#### [Short exercise]
Select, from the material below, each line with "days" in it.
** Start Listing **
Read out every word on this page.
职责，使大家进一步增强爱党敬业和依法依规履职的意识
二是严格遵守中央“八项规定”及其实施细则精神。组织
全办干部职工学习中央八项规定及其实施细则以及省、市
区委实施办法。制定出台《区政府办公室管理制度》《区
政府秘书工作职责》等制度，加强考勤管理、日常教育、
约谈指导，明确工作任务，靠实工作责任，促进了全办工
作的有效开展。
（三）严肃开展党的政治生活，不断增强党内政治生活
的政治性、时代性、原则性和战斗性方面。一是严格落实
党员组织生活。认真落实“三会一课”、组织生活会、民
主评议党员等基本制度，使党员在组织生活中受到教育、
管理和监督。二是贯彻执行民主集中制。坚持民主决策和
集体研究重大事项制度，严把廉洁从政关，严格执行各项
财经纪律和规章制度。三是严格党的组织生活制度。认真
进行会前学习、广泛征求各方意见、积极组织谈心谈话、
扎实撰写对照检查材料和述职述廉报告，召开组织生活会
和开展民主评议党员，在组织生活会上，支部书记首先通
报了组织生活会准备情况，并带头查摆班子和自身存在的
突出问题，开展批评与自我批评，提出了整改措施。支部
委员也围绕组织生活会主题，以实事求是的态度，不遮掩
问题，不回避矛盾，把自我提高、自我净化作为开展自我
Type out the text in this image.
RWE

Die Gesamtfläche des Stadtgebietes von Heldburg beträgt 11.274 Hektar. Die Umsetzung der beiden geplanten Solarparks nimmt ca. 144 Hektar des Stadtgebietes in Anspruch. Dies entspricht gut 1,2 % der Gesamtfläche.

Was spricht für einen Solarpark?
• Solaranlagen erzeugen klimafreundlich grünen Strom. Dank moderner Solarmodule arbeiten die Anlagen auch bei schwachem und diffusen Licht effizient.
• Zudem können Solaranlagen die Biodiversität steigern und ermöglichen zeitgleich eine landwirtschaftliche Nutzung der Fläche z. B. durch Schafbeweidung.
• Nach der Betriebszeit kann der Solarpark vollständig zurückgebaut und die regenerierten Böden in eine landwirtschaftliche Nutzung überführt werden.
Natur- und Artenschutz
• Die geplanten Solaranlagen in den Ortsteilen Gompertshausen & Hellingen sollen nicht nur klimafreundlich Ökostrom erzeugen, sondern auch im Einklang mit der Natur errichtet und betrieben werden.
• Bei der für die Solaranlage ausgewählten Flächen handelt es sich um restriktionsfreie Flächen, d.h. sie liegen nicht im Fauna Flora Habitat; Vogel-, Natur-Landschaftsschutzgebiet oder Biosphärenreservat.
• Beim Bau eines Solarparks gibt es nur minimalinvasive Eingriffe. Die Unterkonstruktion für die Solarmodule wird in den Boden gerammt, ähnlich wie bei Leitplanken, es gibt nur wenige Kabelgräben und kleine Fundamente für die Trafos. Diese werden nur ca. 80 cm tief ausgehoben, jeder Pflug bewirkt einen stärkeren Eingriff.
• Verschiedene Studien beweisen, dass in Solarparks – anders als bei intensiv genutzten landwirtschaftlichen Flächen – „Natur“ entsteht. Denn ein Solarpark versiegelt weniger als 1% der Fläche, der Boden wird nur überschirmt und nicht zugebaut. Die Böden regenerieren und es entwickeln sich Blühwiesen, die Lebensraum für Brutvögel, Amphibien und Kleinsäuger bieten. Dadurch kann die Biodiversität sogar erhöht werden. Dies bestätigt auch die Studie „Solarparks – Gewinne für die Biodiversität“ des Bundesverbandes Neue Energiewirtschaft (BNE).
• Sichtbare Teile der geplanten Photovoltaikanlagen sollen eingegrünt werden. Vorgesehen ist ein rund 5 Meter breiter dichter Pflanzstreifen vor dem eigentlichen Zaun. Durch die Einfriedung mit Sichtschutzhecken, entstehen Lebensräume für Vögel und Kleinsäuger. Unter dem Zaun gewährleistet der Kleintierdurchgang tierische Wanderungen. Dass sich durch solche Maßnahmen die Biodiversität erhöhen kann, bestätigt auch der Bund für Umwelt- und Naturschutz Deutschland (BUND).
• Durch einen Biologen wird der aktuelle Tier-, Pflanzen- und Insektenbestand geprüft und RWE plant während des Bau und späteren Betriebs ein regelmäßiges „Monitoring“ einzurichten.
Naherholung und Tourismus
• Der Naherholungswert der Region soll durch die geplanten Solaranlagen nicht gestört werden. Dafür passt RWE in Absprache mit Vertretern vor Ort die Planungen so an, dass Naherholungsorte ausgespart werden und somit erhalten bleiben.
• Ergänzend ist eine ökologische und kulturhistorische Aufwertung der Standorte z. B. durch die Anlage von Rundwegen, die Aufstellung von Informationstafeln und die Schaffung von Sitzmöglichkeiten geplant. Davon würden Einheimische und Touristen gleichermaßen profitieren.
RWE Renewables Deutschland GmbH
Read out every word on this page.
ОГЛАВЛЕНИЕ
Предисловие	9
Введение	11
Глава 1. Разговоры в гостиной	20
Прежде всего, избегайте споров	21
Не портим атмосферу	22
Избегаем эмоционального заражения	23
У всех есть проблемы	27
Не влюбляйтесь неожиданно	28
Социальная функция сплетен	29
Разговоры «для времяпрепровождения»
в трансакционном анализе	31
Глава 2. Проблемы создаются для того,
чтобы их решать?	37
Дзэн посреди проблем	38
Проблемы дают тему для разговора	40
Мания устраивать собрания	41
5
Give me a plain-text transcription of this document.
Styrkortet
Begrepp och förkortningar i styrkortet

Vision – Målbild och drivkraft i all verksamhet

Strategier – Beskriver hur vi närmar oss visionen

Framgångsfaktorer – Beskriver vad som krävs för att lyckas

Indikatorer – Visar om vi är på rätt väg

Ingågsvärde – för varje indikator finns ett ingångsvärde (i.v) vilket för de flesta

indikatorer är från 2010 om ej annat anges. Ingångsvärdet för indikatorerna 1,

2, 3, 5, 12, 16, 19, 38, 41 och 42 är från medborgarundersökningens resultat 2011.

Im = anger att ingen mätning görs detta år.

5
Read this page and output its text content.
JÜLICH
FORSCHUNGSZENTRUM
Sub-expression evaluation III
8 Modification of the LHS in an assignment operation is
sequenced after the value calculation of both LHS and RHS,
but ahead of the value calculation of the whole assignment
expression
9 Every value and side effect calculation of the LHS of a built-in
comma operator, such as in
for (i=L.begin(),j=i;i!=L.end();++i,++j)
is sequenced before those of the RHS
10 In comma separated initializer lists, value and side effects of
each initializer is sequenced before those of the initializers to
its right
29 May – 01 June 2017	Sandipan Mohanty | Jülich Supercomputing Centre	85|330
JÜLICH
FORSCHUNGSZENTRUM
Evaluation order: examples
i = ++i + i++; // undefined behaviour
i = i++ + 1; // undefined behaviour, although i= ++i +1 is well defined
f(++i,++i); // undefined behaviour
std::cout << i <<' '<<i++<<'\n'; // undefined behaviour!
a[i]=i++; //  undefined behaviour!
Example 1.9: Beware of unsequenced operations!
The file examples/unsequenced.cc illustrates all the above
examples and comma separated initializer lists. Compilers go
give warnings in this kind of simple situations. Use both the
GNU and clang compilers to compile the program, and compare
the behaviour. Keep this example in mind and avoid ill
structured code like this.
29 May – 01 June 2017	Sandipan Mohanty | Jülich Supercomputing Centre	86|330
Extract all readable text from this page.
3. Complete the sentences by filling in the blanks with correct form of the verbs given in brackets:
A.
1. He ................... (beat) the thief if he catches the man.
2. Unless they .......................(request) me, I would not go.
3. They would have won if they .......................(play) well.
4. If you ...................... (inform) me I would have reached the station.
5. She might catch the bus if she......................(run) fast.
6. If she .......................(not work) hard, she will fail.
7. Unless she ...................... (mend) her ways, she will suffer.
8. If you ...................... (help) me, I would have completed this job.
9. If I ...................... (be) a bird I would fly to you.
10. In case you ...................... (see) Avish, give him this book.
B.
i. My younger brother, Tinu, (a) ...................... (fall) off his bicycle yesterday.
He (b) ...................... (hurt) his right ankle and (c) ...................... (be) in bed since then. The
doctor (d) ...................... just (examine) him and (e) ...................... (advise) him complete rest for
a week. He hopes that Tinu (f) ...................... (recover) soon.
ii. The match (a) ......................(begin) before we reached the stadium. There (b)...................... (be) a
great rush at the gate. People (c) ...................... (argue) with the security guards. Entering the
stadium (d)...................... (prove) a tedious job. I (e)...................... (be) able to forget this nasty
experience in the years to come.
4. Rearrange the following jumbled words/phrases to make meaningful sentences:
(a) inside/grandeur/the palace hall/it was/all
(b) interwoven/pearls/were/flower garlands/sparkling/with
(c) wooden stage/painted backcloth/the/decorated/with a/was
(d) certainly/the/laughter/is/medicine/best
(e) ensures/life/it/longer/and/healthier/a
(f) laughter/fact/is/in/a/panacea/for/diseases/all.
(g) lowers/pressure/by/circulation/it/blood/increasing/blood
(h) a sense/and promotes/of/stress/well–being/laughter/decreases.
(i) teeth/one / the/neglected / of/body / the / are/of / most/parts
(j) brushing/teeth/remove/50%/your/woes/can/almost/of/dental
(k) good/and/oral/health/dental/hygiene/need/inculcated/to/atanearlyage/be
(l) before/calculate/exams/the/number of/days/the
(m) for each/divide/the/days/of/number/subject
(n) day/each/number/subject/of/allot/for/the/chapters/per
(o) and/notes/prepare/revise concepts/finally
** End Listing **
#### [Finished exercise]
(l) before/calculate/exams/the/number of/days/the
(m) for each/divide/the/days/of/number/subject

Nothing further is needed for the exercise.